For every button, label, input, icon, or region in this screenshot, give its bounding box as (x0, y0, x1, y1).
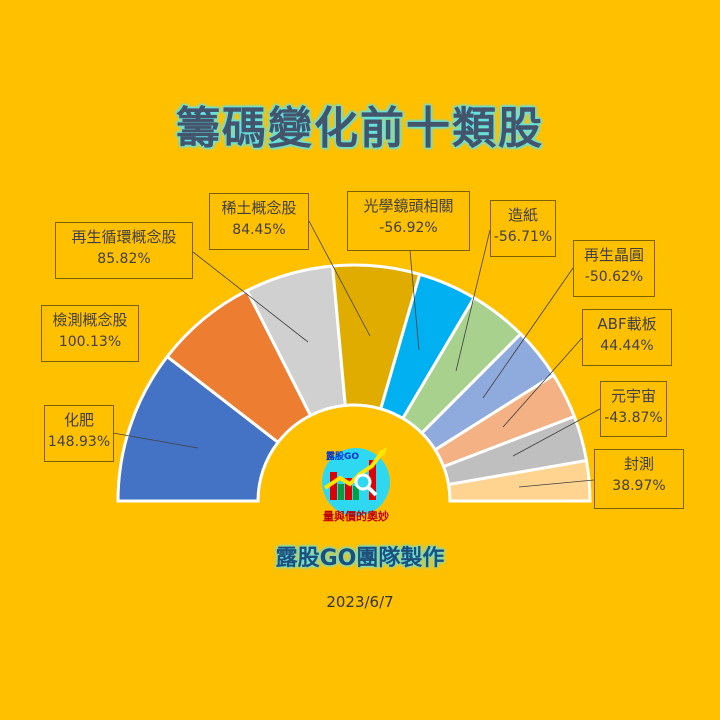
leader-line (482, 267, 574, 399)
credit-text: 露股GO團隊製作 (275, 546, 445, 571)
logo (322, 447, 390, 516)
leader-line (308, 220, 371, 337)
leader-line (455, 229, 491, 372)
logo-brand: 露股GO (326, 452, 360, 462)
label-fertilizer: 化肥 148.93% (44, 405, 114, 462)
label-optical-lens: 光學鏡頭相關 -56.92% (347, 191, 470, 251)
label-abf-substrate: ABF載板 44.44% (582, 309, 672, 366)
leader-line (502, 337, 583, 428)
label-paper: 造紙 -56.71% (490, 200, 556, 257)
date-text: 2023/6/7 (326, 593, 394, 611)
label-packaging-testing: 封測 38.97% (594, 449, 684, 509)
slice-0 (116, 354, 281, 503)
slice-9 (446, 458, 592, 503)
leader-line (512, 408, 601, 457)
magnifier-icon (354, 473, 372, 491)
leader-line (518, 479, 595, 488)
label-metaverse: 元宇宙 -43.87% (600, 381, 667, 437)
logo-tagline: 量與價的奧妙 (323, 510, 389, 523)
chart-title: 籌碼變化前十類股 (176, 103, 544, 154)
leader-line (192, 251, 309, 343)
leader-line (112, 432, 199, 449)
label-reclaimed-wafer: 再生晶圓 -50.62% (573, 240, 655, 297)
leader-line (409, 250, 420, 351)
label-recycling-concept: 再生循環概念股 85.82% (55, 222, 193, 279)
label-testing-concept: 檢測概念股 100.13% (41, 305, 139, 362)
label-rare-earth: 稀土概念股 84.45% (209, 193, 309, 250)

• • • • •

* SET PROBLEM: Rewrite the lines of the item above as a numbered list, omitting any blank lines and leaving out the picture.

* SOLUTION TO THE PROBLEM:
1. For every button, label, input, icon, or region in this screenshot, give its bounding box as (x0, y0, x1, y1).
2. leader-line (482, 267, 574, 399)
3. credit-text: 露股GO團隊製作 (275, 546, 445, 571)
4. logo (322, 447, 390, 516)
5. leader-line (308, 220, 371, 337)
6. leader-line (455, 229, 491, 372)
7. logo-brand: 露股GO (326, 452, 360, 462)
8. label-fertilizer: 化肥 148.93% (44, 405, 114, 462)
9. label-optical-lens: 光學鏡頭相關 -56.92% (347, 191, 470, 251)
10. label-abf-substrate: ABF載板 44.44% (582, 309, 672, 366)
11. leader-line (502, 337, 583, 428)
12. label-paper: 造紙 -56.71% (490, 200, 556, 257)
13. date-text: 2023/6/7 (326, 593, 394, 611)
14. label-packaging-testing: 封測 38.97% (594, 449, 684, 509)
15. slice-0 (116, 354, 281, 503)
16. slice-9 (446, 458, 592, 503)
17. leader-line (512, 408, 601, 457)
18. magnifier-icon (354, 473, 372, 491)
19. leader-line (518, 479, 595, 488)
20. label-metaverse: 元宇宙 -43.87% (600, 381, 667, 437)
21. logo-tagline: 量與價的奧妙 (323, 510, 389, 523)
22. chart-title: 籌碼變化前十類股 (176, 103, 544, 154)
23. leader-line (192, 251, 309, 343)
24. leader-line (112, 432, 199, 449)
25. label-reclaimed-wafer: 再生晶圓 -50.62% (573, 240, 655, 297)
26. leader-line (409, 250, 420, 351)
27. label-recycling-concept: 再生循環概念股 85.82% (55, 222, 193, 279)
28. label-testing-concept: 檢測概念股 100.13% (41, 305, 139, 362)
29. label-rare-earth: 稀土概念股 84.45% (209, 193, 309, 250)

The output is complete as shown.